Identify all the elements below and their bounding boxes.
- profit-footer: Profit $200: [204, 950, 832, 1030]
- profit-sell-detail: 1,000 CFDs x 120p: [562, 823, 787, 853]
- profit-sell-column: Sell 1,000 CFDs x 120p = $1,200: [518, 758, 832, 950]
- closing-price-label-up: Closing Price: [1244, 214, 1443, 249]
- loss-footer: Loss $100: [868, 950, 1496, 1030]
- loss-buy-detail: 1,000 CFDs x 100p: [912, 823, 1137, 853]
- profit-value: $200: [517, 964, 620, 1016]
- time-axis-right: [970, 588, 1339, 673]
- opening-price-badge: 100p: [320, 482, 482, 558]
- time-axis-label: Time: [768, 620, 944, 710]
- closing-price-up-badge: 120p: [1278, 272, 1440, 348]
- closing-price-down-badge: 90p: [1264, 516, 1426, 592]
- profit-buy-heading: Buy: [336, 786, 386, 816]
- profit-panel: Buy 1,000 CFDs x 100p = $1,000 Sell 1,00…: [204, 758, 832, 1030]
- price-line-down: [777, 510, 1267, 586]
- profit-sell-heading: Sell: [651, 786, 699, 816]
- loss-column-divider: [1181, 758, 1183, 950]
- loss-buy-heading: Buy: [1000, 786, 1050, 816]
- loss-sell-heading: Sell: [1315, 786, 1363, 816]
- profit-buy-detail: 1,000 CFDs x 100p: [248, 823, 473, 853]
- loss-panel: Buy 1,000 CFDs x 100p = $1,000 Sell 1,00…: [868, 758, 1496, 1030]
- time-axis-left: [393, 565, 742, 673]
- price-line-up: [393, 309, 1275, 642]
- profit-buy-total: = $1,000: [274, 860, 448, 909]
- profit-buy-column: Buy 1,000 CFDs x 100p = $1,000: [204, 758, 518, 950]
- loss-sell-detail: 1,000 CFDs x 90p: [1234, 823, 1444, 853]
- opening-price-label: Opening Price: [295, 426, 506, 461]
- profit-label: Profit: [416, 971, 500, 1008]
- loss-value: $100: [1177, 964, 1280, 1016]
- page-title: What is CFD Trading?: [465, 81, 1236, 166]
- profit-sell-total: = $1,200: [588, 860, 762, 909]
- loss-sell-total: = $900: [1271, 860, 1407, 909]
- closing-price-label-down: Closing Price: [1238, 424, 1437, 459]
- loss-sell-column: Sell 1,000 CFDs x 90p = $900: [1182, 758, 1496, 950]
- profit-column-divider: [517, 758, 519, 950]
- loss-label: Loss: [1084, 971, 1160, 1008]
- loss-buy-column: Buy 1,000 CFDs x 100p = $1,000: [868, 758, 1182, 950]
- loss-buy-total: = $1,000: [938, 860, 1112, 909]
..........
▶ **Work to do**:
Rewrite every row above as a numbered list, dropping any blank lines.

▶ **Final result**:
1. Identify all the elements below and their bounding boxes.
2. - profit-footer: Profit $200: [204, 950, 832, 1030]
3. - profit-sell-detail: 1,000 CFDs x 120p: [562, 823, 787, 853]
4. - profit-sell-column: Sell 1,000 CFDs x 120p = $1,200: [518, 758, 832, 950]
5. - closing-price-label-up: Closing Price: [1244, 214, 1443, 249]
6. - loss-footer: Loss $100: [868, 950, 1496, 1030]
7. - loss-buy-detail: 1,000 CFDs x 100p: [912, 823, 1137, 853]
8. - profit-value: $200: [517, 964, 620, 1016]
9. - time-axis-right: [970, 588, 1339, 673]
10. - opening-price-badge: 100p: [320, 482, 482, 558]
11. - time-axis-label: Time: [768, 620, 944, 710]
12. - closing-price-up-badge: 120p: [1278, 272, 1440, 348]
13. - closing-price-down-badge: 90p: [1264, 516, 1426, 592]
14. - profit-buy-heading: Buy: [336, 786, 386, 816]
15. - profit-panel: Buy 1,000 CFDs x 100p = $1,000 Sell 1,00…: [204, 758, 832, 1030]
16. - price-line-down: [777, 510, 1267, 586]
17. - profit-sell-heading: Sell: [651, 786, 699, 816]
18. - loss-column-divider: [1181, 758, 1183, 950]
19. - loss-buy-heading: Buy: [1000, 786, 1050, 816]
20. - loss-sell-heading: Sell: [1315, 786, 1363, 816]
21. - profit-buy-detail: 1,000 CFDs x 100p: [248, 823, 473, 853]
22. - loss-panel: Buy 1,000 CFDs x 100p = $1,000 Sell 1,00…: [868, 758, 1496, 1030]
23. - time-axis-left: [393, 565, 742, 673]
24. - price-line-up: [393, 309, 1275, 642]
25. - profit-buy-total: = $1,000: [274, 860, 448, 909]
26. - profit-buy-column: Buy 1,000 CFDs x 100p = $1,000: [204, 758, 518, 950]
27. - loss-sell-detail: 1,000 CFDs x 90p: [1234, 823, 1444, 853]
28. - opening-price-label: Opening Price: [295, 426, 506, 461]
29. - profit-label: Profit: [416, 971, 500, 1008]
30. - loss-value: $100: [1177, 964, 1280, 1016]
31. - page-title: What is CFD Trading?: [465, 81, 1236, 166]
32. - profit-sell-total: = $1,200: [588, 860, 762, 909]
33. - loss-sell-total: = $900: [1271, 860, 1407, 909]
34. - closing-price-label-down: Closing Price: [1238, 424, 1437, 459]
35. - loss-sell-column: Sell 1,000 CFDs x 90p = $900: [1182, 758, 1496, 950]
36. - profit-column-divider: [517, 758, 519, 950]
37. - loss-label: Loss: [1084, 971, 1160, 1008]
38. - loss-buy-column: Buy 1,000 CFDs x 100p = $1,000: [868, 758, 1182, 950]
39. - loss-buy-total: = $1,000: [938, 860, 1112, 909]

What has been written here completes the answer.